[Start of SUPPLIED ENTRIES]
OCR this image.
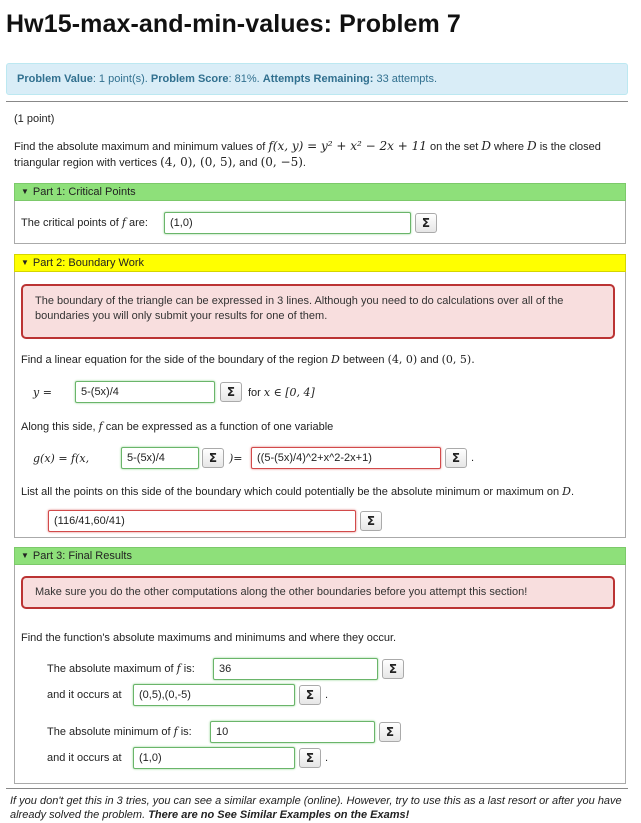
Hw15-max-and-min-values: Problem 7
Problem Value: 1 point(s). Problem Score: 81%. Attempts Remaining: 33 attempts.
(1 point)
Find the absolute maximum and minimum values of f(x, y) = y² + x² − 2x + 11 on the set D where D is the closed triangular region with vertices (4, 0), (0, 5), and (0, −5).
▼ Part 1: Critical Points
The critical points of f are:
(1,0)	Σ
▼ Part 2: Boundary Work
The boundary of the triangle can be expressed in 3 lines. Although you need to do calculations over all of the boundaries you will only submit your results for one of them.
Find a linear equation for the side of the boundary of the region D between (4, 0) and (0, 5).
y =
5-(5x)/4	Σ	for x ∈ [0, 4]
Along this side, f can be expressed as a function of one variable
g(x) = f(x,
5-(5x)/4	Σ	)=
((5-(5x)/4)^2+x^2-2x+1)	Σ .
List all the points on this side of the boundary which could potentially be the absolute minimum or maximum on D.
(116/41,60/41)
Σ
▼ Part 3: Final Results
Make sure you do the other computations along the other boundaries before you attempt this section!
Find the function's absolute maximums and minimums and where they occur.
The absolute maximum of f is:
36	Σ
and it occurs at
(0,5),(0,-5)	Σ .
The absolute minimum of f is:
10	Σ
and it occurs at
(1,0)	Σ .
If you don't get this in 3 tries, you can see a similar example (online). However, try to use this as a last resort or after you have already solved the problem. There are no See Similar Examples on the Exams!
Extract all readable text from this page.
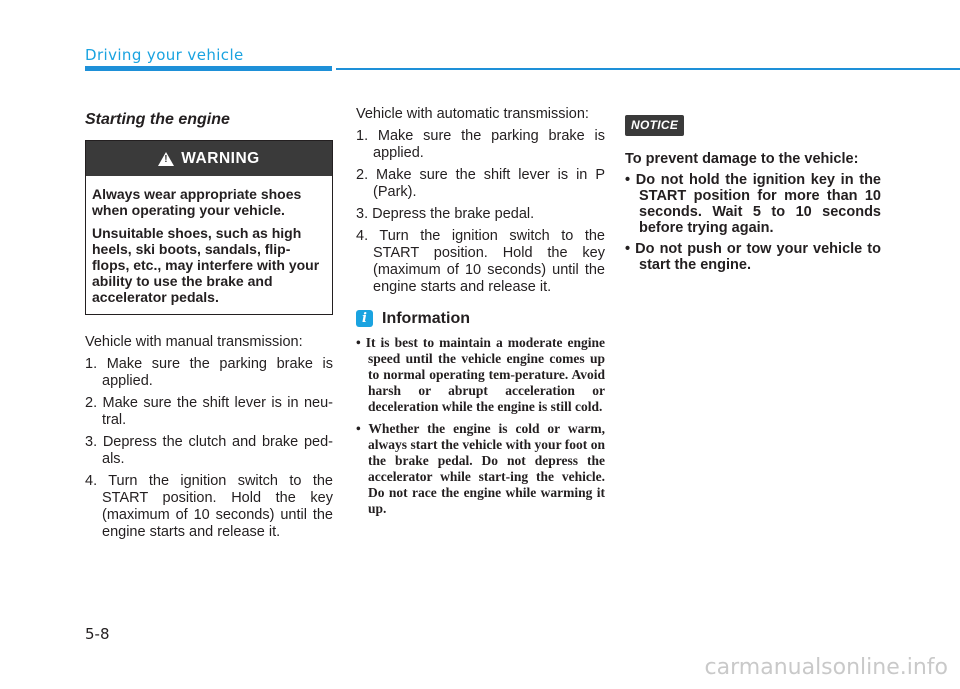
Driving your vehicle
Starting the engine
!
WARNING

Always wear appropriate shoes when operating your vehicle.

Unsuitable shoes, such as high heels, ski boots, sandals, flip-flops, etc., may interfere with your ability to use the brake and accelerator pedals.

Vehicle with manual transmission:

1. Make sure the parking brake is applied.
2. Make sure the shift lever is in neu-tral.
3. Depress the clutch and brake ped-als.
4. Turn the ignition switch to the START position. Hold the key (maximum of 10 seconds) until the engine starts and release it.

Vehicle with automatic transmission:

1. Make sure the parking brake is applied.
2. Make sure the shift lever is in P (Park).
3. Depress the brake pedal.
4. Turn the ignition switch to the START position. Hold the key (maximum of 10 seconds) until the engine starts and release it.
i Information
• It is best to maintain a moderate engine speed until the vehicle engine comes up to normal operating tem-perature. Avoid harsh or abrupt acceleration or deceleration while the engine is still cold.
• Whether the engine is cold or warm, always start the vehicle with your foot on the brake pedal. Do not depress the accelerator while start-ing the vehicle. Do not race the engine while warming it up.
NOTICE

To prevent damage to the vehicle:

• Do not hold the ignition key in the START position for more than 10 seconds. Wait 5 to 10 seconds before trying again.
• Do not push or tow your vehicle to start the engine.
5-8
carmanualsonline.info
[End of SUPPLIED ENTRIES]
**DIRECTIONS FOR THIS TASK**
Repeat exactly the lines from the one holding "Extract all readable text from this page." through the last line of the entries, both included; the pictures do not belong in the copy.

**FINISHED ANSWER**
Extract all readable text from this page.
Driving your vehicle
Starting the engine
!
WARNING

Always wear appropriate shoes when operating your vehicle.

Unsuitable shoes, such as high heels, ski boots, sandals, flip-flops, etc., may interfere with your ability to use the brake and accelerator pedals.

Vehicle with manual transmission:

1. Make sure the parking brake is applied.
2. Make sure the shift lever is in neu-tral.
3. Depress the clutch and brake ped-als.
4. Turn the ignition switch to the START position. Hold the key (maximum of 10 seconds) until the engine starts and release it.

Vehicle with automatic transmission:

1. Make sure the parking brake is applied.
2. Make sure the shift lever is in P (Park).
3. Depress the brake pedal.
4. Turn the ignition switch to the START position. Hold the key (maximum of 10 seconds) until the engine starts and release it.
i Information
• It is best to maintain a moderate engine speed until the vehicle engine comes up to normal operating tem-perature. Avoid harsh or abrupt acceleration or deceleration while the engine is still cold.
• Whether the engine is cold or warm, always start the vehicle with your foot on the brake pedal. Do not depress the accelerator while start-ing the vehicle. Do not race the engine while warming it up.
NOTICE

To prevent damage to the vehicle:

• Do not hold the ignition key in the START position for more than 10 seconds. Wait 5 to 10 seconds before trying again.
• Do not push or tow your vehicle to start the engine.
5-8
carmanualsonline.info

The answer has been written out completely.